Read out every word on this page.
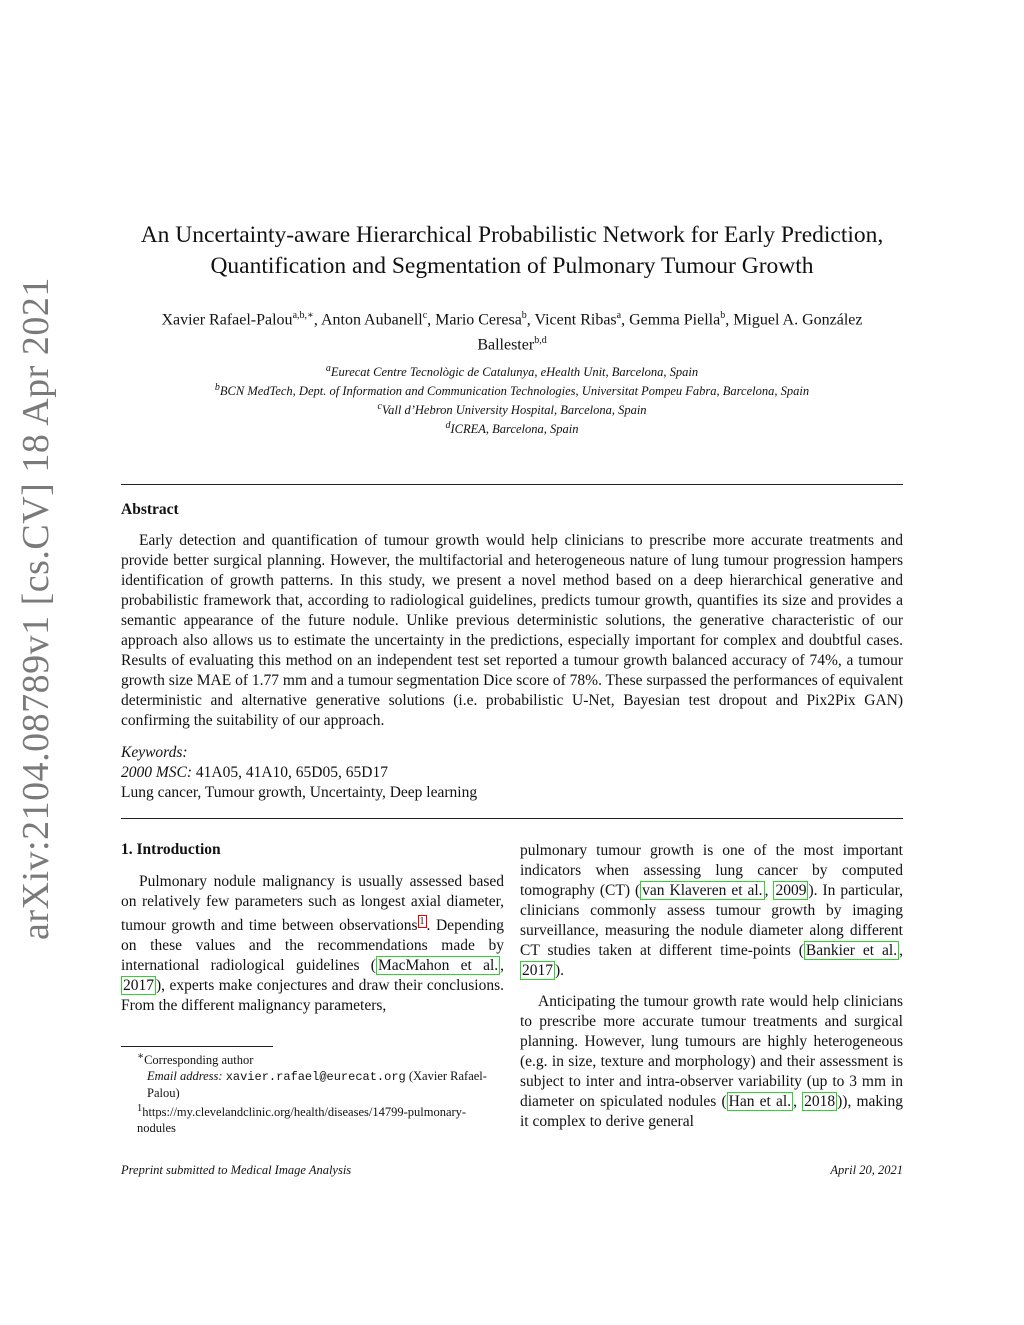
arXiv:2104.08789v1 [cs.CV] 18 Apr 2021
An Uncertainty-aware Hierarchical Probabilistic Network for Early Prediction,
Quantification and Segmentation of Pulmonary Tumour Growth
Xavier Rafael-Palou$^{a,b,∗}$, Anton Aubanell$^c$, Mario Ceresa$^b$, Vicent Ribas$^a$, Gemma Piella$^b$, Miguel A. González
Ballester$^{b,d}$
$^a$Eurecat Centre Tecnològic de Catalunya, eHealth Unit, Barcelona, Spain
$^b$BCN MedTech, Dept. of Information and Communication Technologies, Universitat Pompeu Fabra, Barcelona, Spain
$^c$Vall d’Hebron University Hospital, Barcelona, Spain
$^d$ICREA, Barcelona, Spain
Abstract
Early detection and quantification of tumour growth would help clinicians to prescribe more accurate treatments and provide better surgical planning. However, the multifactorial and heterogeneous nature of lung tumour progression hampers identification of growth patterns. In this study, we present a novel method based on a deep hierarchical generative and probabilistic framework that, according to radiological guidelines, predicts tumour growth, quantifies its size and provides a semantic appearance of the future nodule. Unlike previous deterministic solutions, the generative characteristic of our approach also allows us to estimate the uncertainty in the predictions, especially important for complex and doubtful cases. Results of evaluating this method on an independent test set reported a tumour growth balanced accuracy of 74%, a tumour growth size MAE of 1.77 mm and a tumour segmentation Dice score of 78%. These surpassed the performances of equivalent deterministic and alternative generative solutions (i.e. probabilistic U-Net, Bayesian test dropout and Pix2Pix GAN) confirming the suitability of our approach.
Keywords:
2000 MSC: 41A05, 41A10, 65D05, 65D17
Lung cancer, Tumour growth, Uncertainty, Deep learning
1. Introduction

Pulmonary nodule malignancy is usually assessed based on relatively few parameters such as longest axial diameter, tumour growth and time between observations $^1$ . Depending on these values and the recommendations made by international radiological guidelines ( MacMahon et al. , 2017 ), experts make conjectures and draw their conclusions. From the different malignancy parameters,

pulmonary tumour growth is one of the most important indicators when assessing lung cancer by computed tomography (CT) ( van Klaveren et al. , 2009 ). In particular, clinicians commonly assess tumour growth by imaging surveillance, measuring the nodule diameter along different CT studies taken at different time-points ( Bankier et al. , 2017 ).

Anticipating the tumour growth rate would help clinicians to prescribe more accurate tumour treatments and surgical planning. However, lung tumours are highly heterogeneous (e.g. in size, texture and morphology) and their assessment is subject to inter and intra-observer variability (up to 3 mm in diameter on spiculated nodules ( Han et al. , 2018 )), making it complex to derive general

∗Corresponding author
Email address: xavier.rafael@eurecat.org (Xavier Rafael-Palou)
$^1$https://my.clevelandclinic.org/health/diseases/14799-pulmonary-nodules
Preprint submitted to Medical Image Analysis	April 20, 2021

════════════════

* [Exercise]
Above are the records. Identify each line that contains the word "Barcelona".

* [Expected answer]
$^a$Eurecat Centre Tecnològic de Catalunya, eHealth Unit, Barcelona, Spain
$^b$BCN MedTech, Dept. of Information and Communication Technologies, Universitat Pompeu Fabra, Barcelona, Spain
$^c$Vall d’Hebron University Hospital, Barcelona, Spain
$^d$ICREA, Barcelona, Spain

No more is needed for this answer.